What you will do: Records follow. Pull out every line that contains "right".

Start Data supplied

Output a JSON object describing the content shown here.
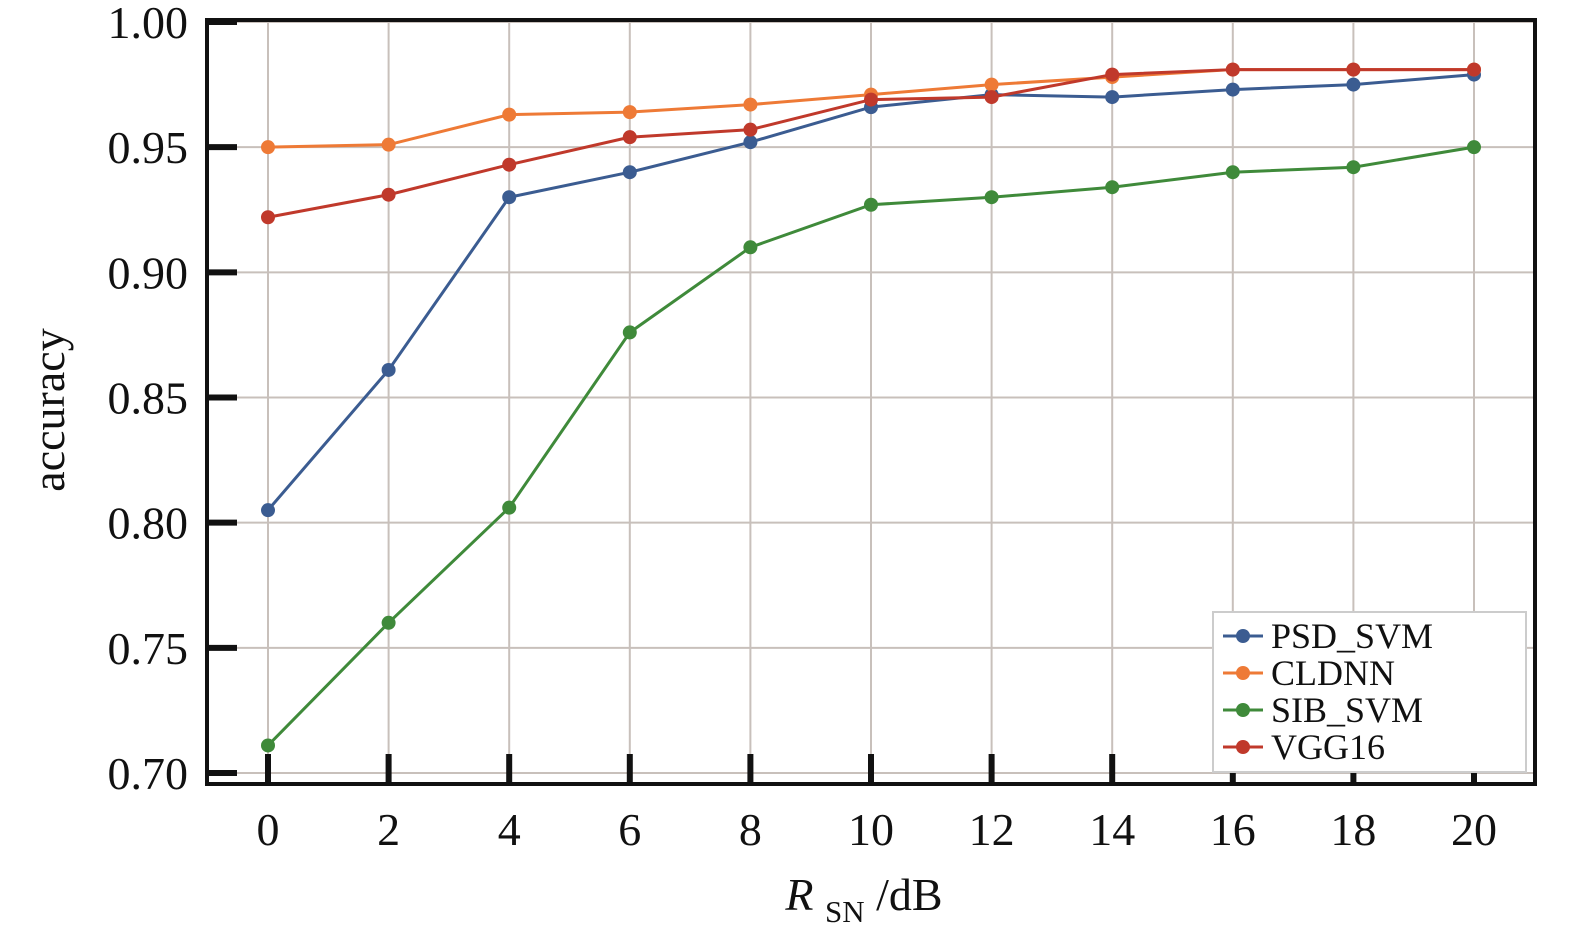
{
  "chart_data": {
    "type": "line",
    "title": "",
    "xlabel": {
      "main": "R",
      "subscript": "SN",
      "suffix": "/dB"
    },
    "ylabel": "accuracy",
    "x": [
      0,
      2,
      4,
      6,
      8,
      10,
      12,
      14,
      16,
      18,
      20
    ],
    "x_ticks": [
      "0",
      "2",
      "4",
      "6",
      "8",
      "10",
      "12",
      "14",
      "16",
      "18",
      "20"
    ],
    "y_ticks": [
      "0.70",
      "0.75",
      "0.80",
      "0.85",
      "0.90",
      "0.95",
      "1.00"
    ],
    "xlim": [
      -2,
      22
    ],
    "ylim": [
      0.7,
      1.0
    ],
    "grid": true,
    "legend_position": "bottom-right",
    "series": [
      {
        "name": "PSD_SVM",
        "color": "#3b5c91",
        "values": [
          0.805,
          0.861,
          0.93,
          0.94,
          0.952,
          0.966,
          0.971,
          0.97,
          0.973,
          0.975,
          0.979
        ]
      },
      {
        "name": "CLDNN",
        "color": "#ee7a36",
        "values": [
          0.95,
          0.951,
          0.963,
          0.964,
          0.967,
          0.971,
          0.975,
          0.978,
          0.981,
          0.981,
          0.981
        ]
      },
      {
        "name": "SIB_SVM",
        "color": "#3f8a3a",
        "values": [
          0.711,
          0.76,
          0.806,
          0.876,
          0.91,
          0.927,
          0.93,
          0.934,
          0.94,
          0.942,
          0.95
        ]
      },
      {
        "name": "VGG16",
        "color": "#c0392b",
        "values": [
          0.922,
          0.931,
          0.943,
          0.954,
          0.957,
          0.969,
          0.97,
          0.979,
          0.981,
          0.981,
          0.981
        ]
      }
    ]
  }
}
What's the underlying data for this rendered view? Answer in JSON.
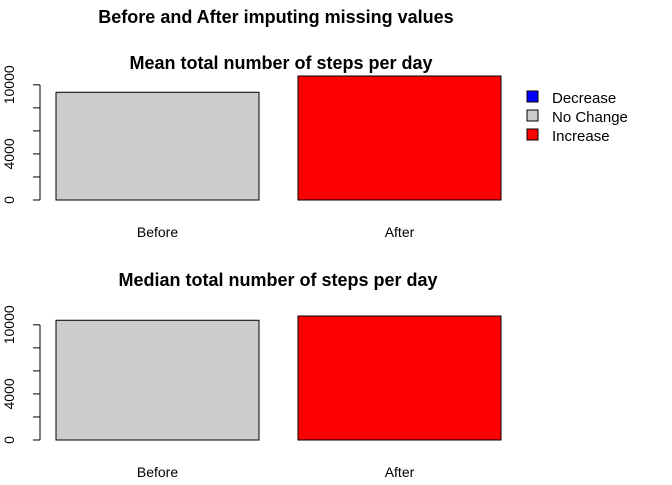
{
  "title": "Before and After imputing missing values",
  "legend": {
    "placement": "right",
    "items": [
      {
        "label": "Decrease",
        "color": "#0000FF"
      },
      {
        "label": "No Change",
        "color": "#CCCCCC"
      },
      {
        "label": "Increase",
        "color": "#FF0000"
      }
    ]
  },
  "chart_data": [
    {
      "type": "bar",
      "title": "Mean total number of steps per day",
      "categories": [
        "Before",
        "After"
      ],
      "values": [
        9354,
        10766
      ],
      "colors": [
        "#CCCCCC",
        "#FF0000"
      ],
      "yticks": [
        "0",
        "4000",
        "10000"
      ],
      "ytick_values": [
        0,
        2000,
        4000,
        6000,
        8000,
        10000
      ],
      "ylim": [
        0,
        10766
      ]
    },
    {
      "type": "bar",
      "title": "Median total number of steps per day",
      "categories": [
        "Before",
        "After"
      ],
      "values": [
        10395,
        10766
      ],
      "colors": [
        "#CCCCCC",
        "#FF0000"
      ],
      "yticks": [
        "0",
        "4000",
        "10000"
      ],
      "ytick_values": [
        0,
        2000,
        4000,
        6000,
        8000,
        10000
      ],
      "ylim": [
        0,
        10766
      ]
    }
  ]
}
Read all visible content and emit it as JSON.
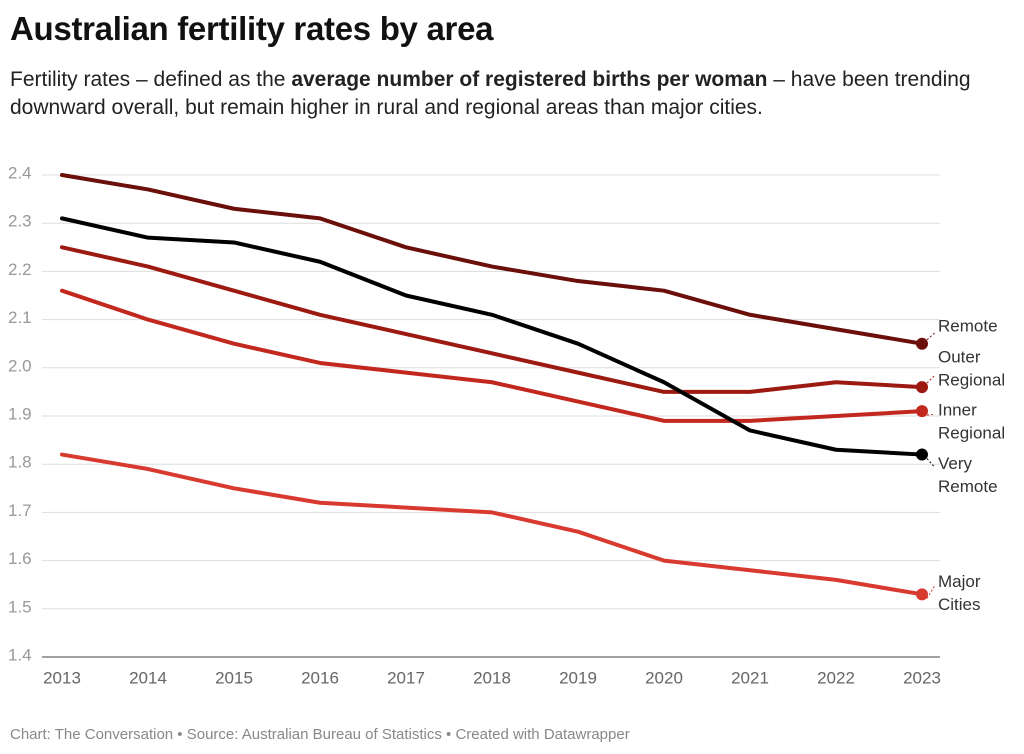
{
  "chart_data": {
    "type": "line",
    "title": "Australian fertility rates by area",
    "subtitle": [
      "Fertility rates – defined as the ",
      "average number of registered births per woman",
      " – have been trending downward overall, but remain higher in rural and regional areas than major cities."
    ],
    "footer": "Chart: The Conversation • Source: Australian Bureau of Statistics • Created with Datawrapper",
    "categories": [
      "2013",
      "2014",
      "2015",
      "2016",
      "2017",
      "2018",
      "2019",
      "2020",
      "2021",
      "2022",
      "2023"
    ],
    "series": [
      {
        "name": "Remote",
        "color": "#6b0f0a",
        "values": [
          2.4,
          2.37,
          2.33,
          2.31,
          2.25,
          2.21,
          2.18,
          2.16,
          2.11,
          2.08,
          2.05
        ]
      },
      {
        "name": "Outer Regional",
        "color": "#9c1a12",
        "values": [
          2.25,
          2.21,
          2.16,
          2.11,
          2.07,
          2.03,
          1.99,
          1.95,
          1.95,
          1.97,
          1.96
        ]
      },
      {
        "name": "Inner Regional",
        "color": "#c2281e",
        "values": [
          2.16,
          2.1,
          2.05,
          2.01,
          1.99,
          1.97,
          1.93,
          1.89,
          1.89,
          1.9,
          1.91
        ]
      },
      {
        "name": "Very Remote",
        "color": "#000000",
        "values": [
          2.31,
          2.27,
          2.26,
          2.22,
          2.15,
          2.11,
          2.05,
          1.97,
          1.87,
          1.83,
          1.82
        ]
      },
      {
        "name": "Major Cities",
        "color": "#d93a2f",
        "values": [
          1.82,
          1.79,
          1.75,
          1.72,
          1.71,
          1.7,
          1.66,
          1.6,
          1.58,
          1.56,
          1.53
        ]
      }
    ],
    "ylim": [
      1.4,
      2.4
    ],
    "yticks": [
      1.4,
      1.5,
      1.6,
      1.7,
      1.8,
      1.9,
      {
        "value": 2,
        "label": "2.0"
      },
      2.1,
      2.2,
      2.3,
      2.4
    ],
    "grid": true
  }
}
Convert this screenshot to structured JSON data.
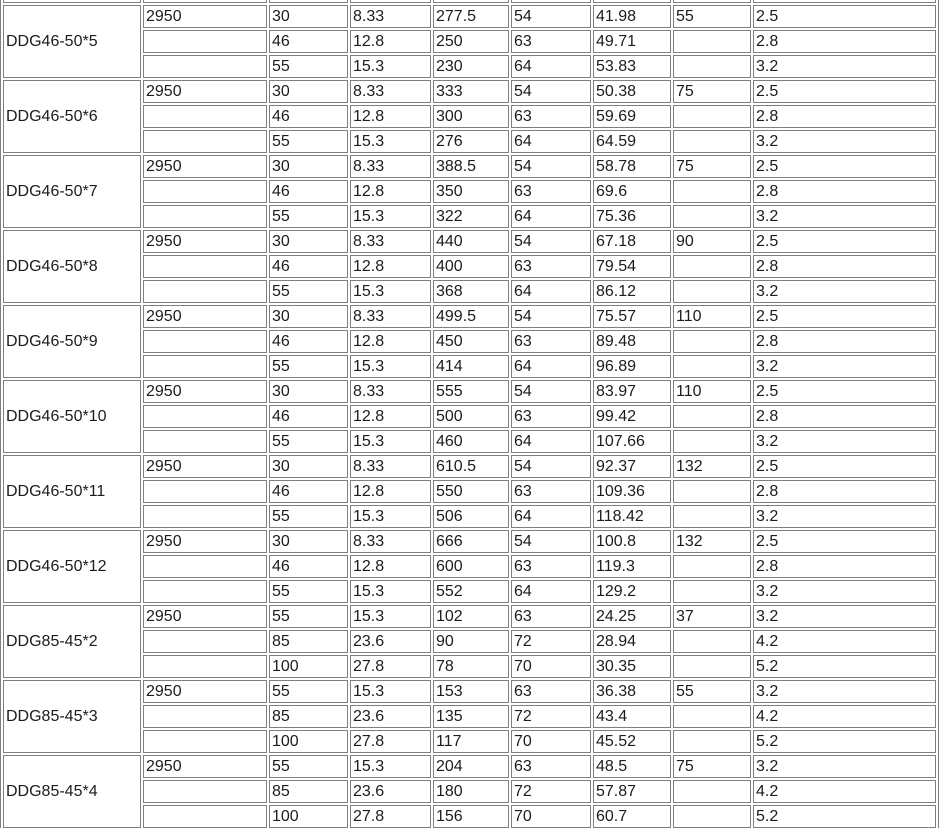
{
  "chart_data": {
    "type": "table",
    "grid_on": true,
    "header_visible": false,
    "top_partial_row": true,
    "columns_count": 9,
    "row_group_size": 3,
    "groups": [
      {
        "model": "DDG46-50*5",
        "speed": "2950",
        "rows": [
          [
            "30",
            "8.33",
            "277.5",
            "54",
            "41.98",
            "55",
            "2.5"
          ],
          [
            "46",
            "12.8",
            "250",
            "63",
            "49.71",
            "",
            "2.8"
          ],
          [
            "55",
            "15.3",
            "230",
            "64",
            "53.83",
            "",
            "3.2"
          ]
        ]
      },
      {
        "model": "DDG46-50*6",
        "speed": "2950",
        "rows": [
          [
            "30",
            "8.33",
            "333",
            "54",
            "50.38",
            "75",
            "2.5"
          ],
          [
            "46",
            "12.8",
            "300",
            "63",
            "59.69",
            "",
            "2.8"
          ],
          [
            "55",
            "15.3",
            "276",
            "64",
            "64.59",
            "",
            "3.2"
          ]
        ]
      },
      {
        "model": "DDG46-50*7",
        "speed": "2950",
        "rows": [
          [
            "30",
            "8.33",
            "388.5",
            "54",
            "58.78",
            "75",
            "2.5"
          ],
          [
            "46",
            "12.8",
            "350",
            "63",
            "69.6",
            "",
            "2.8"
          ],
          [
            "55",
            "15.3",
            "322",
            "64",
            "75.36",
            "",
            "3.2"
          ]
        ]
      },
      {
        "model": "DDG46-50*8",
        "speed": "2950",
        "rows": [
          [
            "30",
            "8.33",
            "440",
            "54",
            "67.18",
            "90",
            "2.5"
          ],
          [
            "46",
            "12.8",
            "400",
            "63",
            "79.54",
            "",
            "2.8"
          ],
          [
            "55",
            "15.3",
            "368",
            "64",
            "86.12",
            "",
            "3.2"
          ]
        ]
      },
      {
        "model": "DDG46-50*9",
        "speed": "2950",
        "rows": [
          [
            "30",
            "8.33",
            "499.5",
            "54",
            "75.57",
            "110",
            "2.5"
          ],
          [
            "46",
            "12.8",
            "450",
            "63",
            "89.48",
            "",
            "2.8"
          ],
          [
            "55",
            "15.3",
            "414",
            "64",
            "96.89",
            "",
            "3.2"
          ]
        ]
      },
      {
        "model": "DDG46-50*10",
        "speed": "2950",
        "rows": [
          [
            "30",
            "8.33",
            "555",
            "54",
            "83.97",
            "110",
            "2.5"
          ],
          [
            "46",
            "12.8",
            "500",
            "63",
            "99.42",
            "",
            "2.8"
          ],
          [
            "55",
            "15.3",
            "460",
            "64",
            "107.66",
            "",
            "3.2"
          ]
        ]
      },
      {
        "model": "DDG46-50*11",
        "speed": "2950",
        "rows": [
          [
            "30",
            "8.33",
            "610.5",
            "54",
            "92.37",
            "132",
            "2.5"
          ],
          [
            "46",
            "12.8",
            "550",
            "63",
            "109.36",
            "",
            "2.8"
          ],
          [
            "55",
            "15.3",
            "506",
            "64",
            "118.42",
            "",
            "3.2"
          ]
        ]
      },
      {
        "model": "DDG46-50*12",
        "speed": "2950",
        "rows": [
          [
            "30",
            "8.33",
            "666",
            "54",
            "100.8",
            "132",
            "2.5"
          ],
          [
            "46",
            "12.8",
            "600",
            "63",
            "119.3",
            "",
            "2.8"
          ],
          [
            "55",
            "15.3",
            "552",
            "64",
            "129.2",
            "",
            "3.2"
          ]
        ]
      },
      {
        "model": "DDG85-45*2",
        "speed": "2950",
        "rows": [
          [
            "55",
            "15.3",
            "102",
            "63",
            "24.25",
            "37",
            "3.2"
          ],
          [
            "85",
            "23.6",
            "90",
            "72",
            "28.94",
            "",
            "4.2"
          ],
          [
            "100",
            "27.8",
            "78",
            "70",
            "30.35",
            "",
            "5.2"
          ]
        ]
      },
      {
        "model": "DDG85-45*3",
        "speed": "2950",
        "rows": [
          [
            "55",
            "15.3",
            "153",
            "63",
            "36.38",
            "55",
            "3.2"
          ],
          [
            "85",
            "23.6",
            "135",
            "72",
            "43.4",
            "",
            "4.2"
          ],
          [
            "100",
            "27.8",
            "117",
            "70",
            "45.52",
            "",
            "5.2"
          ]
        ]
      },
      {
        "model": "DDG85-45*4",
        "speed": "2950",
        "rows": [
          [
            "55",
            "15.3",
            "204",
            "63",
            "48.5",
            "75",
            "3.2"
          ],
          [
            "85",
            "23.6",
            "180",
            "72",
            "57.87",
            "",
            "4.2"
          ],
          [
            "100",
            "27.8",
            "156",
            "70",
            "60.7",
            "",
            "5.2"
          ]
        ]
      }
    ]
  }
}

End Data supplied

Solution below:
    "legend_position": "bottom-right",
    "placement": "right",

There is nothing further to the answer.